:: Data for processing ::
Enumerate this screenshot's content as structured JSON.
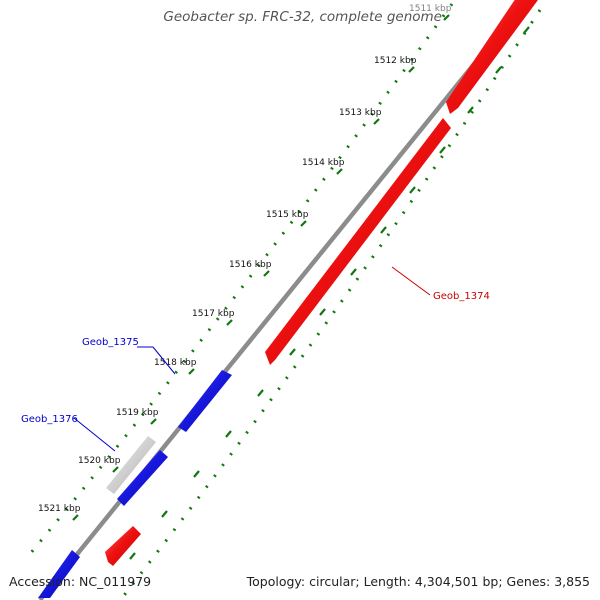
{
  "title": "Geobacter sp. FRC-32, complete genome",
  "accession": "Accession: NC_011979",
  "summary": "Topology: circular; Length: 4,304,501 bp; Genes: 3,855",
  "colors": {
    "backbone": "#8c8c8c",
    "forward_gene": "#ee1111",
    "reverse_gene": "#1111dd",
    "other_gene": "#bdbdbd",
    "tick_dots": "#117711",
    "forward_label": "#cc0000",
    "reverse_label": "#0000cc"
  },
  "ticks": [
    {
      "label": "1511 kbp",
      "kbp": 1511
    },
    {
      "label": "1512 kbp",
      "kbp": 1512
    },
    {
      "label": "1513 kbp",
      "kbp": 1513
    },
    {
      "label": "1514 kbp",
      "kbp": 1514
    },
    {
      "label": "1515 kbp",
      "kbp": 1515
    },
    {
      "label": "1516 kbp",
      "kbp": 1516
    },
    {
      "label": "1517 kbp",
      "kbp": 1517
    },
    {
      "label": "1518 kbp",
      "kbp": 1518
    },
    {
      "label": "1519 kbp",
      "kbp": 1519
    },
    {
      "label": "1520 kbp",
      "kbp": 1520
    },
    {
      "label": "1521 kbp",
      "kbp": 1521
    }
  ],
  "gene_labels": [
    {
      "label": "Geob_1374",
      "strand": "forward"
    },
    {
      "label": "Geob_1375",
      "strand": "reverse"
    },
    {
      "label": "Geob_1376",
      "strand": "reverse"
    }
  ]
}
:::
Give every entry above again, exactly, and keep all pictures out of it.

Solution to this exercise:
Enumerate this screenshot's content as structured JSON.
{
  "title": "Geobacter sp. FRC-32, complete genome",
  "accession": "Accession: NC_011979",
  "summary": "Topology: circular; Length: 4,304,501 bp; Genes: 3,855",
  "colors": {
    "backbone": "#8c8c8c",
    "forward_gene": "#ee1111",
    "reverse_gene": "#1111dd",
    "other_gene": "#bdbdbd",
    "tick_dots": "#117711",
    "forward_label": "#cc0000",
    "reverse_label": "#0000cc"
  },
  "ticks": [
    {
      "label": "1511 kbp",
      "kbp": 1511
    },
    {
      "label": "1512 kbp",
      "kbp": 1512
    },
    {
      "label": "1513 kbp",
      "kbp": 1513
    },
    {
      "label": "1514 kbp",
      "kbp": 1514
    },
    {
      "label": "1515 kbp",
      "kbp": 1515
    },
    {
      "label": "1516 kbp",
      "kbp": 1516
    },
    {
      "label": "1517 kbp",
      "kbp": 1517
    },
    {
      "label": "1518 kbp",
      "kbp": 1518
    },
    {
      "label": "1519 kbp",
      "kbp": 1519
    },
    {
      "label": "1520 kbp",
      "kbp": 1520
    },
    {
      "label": "1521 kbp",
      "kbp": 1521
    }
  ],
  "gene_labels": [
    {
      "label": "Geob_1374",
      "strand": "forward"
    },
    {
      "label": "Geob_1375",
      "strand": "reverse"
    },
    {
      "label": "Geob_1376",
      "strand": "reverse"
    }
  ]
}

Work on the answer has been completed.